Data shown ▸

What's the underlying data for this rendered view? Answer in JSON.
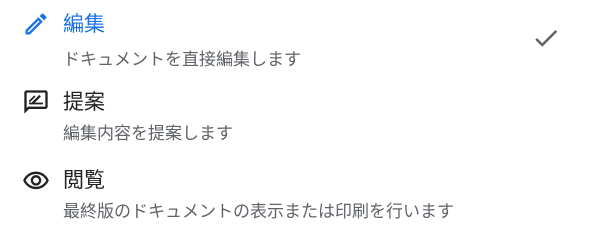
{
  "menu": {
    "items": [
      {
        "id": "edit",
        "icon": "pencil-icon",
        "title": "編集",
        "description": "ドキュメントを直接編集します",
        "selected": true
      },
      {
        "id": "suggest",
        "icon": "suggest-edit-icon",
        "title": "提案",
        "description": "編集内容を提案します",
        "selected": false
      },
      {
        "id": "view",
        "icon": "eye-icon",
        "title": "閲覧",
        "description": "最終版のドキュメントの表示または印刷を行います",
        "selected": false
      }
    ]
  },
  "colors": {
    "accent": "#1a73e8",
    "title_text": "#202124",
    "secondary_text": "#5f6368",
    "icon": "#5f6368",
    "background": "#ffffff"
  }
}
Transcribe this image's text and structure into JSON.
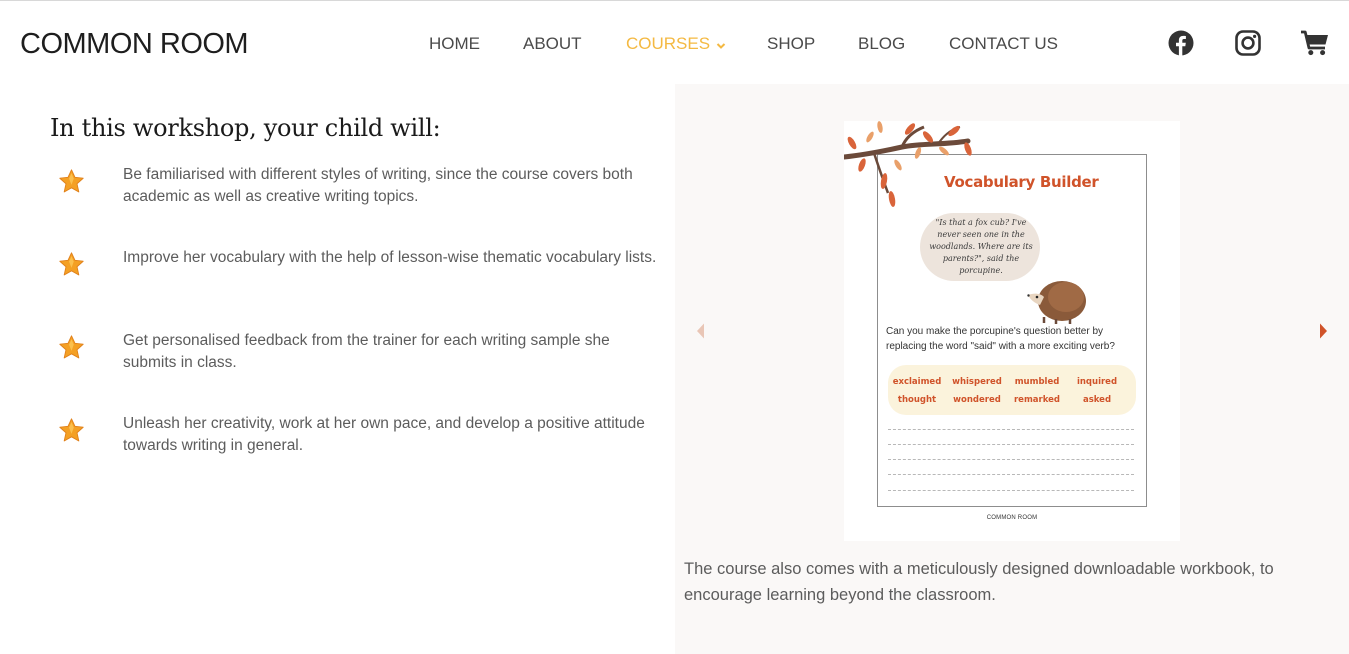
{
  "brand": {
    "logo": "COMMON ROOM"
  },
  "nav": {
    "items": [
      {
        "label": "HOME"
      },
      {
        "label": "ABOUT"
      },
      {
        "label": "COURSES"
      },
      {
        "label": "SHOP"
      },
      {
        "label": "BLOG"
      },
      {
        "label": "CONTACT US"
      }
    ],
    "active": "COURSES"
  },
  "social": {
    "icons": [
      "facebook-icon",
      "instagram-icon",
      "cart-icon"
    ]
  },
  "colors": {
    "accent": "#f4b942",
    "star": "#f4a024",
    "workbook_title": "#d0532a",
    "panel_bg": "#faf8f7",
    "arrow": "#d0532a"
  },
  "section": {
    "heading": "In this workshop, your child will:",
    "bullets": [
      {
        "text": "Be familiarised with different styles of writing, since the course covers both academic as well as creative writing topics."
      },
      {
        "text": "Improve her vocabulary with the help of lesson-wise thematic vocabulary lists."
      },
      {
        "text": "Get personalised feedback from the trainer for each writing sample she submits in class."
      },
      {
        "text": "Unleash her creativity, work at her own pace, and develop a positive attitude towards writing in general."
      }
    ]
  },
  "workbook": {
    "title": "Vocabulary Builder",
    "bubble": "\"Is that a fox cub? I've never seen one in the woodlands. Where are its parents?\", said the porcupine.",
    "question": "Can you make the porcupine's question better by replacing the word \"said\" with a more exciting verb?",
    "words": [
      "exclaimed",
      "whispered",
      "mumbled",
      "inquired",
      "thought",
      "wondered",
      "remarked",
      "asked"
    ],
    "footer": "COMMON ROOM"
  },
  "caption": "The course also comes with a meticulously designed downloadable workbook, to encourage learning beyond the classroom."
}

---

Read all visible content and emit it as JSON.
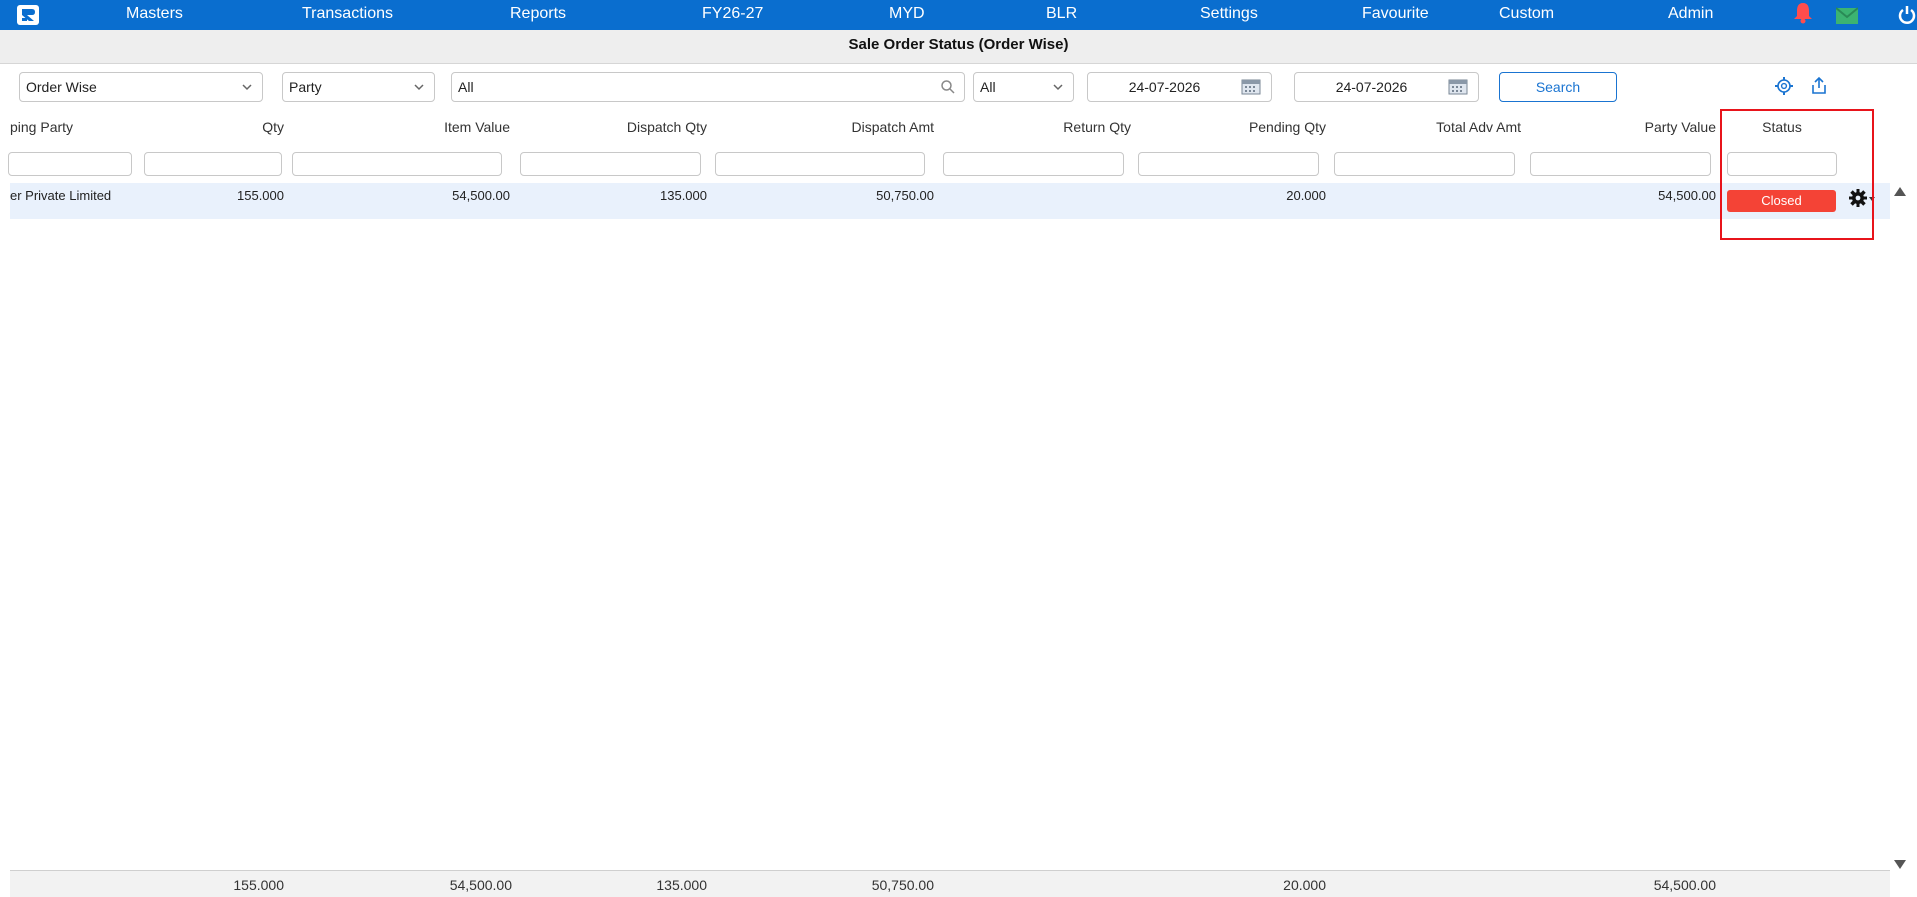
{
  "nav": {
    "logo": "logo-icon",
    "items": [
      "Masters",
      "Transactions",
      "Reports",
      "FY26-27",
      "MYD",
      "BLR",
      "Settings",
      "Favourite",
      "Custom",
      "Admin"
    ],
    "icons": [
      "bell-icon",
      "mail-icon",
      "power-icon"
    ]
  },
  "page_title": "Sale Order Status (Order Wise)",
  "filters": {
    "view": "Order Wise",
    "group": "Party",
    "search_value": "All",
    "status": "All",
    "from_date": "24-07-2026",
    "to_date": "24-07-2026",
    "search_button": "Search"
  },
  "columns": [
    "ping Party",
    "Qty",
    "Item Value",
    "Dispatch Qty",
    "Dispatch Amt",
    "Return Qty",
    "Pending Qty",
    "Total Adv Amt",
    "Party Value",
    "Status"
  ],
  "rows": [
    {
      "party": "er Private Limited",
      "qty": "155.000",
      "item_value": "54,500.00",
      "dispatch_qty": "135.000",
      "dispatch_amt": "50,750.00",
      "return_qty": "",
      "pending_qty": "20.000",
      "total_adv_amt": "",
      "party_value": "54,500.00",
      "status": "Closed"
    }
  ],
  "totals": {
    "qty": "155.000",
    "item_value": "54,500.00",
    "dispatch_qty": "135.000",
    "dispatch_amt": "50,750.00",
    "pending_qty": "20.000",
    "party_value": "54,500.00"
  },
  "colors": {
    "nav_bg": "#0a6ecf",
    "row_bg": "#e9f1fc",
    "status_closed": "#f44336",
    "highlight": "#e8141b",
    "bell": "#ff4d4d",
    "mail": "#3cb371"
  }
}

* * *

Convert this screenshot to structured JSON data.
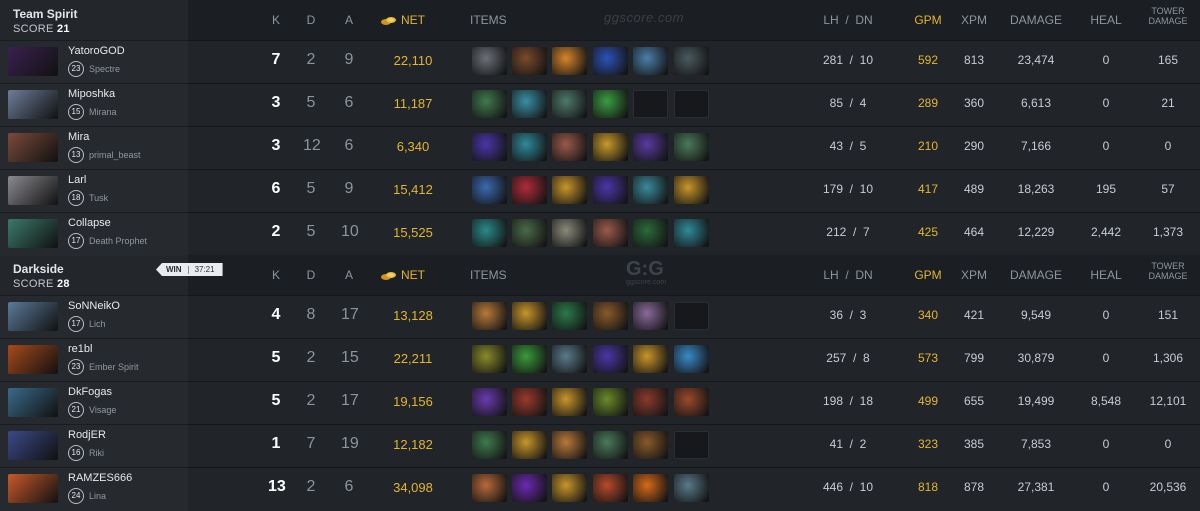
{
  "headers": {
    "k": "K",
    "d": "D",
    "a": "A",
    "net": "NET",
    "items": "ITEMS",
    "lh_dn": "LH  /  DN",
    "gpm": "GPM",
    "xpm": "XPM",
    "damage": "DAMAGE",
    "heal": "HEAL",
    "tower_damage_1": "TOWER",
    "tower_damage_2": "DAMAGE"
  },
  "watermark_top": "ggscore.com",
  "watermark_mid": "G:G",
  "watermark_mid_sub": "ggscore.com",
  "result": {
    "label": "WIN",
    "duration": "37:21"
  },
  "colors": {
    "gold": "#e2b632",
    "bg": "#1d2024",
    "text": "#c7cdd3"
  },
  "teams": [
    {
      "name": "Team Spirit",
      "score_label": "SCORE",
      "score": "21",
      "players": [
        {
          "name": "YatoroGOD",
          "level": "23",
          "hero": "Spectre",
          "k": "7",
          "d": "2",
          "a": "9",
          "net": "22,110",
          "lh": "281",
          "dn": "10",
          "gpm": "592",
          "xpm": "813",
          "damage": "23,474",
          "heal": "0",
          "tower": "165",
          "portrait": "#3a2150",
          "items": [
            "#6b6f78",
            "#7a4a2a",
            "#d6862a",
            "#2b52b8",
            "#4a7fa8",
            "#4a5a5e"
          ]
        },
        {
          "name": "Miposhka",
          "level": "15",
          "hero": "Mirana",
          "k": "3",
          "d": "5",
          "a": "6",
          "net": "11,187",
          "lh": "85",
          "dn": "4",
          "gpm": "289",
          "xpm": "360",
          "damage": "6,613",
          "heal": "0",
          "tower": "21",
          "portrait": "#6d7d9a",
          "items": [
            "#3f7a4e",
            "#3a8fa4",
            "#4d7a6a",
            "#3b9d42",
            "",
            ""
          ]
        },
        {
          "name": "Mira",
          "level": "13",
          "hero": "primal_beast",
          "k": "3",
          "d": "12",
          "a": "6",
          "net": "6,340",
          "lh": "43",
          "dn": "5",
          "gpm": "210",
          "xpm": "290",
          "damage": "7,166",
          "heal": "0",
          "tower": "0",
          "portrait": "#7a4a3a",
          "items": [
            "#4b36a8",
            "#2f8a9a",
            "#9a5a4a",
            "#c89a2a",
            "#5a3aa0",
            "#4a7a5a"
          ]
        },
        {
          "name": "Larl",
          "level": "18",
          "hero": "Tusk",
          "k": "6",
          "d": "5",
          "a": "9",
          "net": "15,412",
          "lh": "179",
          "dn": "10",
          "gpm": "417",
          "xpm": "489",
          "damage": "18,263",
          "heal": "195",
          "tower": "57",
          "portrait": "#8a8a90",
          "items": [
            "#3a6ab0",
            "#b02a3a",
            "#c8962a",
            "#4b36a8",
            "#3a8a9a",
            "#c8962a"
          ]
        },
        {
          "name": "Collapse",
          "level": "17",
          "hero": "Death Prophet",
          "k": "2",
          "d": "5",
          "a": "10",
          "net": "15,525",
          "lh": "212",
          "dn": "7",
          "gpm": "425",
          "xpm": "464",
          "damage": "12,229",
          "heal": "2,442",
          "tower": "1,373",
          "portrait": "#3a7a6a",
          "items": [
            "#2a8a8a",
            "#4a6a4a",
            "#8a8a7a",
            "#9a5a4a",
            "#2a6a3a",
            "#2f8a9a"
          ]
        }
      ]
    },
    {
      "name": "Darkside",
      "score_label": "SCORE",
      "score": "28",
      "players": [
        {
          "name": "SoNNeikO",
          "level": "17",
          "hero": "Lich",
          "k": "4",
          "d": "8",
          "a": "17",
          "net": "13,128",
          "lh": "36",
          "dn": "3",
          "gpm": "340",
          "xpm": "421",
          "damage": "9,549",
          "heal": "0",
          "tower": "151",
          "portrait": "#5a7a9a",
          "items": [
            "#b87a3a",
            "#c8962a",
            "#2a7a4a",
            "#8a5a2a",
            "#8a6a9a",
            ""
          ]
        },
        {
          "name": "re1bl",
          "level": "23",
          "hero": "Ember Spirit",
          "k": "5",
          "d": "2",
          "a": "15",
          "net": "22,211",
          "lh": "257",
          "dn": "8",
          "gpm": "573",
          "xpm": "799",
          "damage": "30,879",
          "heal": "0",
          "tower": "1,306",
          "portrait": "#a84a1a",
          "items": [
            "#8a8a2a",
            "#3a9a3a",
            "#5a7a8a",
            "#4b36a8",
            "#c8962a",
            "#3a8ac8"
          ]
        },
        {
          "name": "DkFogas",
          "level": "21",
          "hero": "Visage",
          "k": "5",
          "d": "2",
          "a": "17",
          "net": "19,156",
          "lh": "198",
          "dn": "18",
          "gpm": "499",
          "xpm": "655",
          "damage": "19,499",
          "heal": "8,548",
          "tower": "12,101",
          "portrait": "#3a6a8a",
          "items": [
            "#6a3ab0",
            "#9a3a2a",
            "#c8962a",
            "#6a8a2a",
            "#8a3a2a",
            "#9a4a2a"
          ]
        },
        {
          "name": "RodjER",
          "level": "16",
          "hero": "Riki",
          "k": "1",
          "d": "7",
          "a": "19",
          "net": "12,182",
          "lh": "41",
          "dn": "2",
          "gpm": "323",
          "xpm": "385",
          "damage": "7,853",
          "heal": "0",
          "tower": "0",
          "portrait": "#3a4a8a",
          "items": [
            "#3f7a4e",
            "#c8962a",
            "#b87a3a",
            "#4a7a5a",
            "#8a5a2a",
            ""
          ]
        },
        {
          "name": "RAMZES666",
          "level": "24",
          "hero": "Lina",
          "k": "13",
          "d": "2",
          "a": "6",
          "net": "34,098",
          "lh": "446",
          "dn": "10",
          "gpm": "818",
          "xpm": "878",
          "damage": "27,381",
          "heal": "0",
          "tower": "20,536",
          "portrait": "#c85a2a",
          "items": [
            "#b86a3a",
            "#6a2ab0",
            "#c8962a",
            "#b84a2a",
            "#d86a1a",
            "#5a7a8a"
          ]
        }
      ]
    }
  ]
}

Work to complete ▸ Reproduce each line from the records that contains the word "porcupine".

Response to this exercise ▸
    "bubble": "\"Is that a fox cub? I've never seen one in the woodlands. Where are its parents?\", said the porcupine.",
    "question": "Can you make the porcupine's question better by replacing the word \"said\" with a more exciting verb?",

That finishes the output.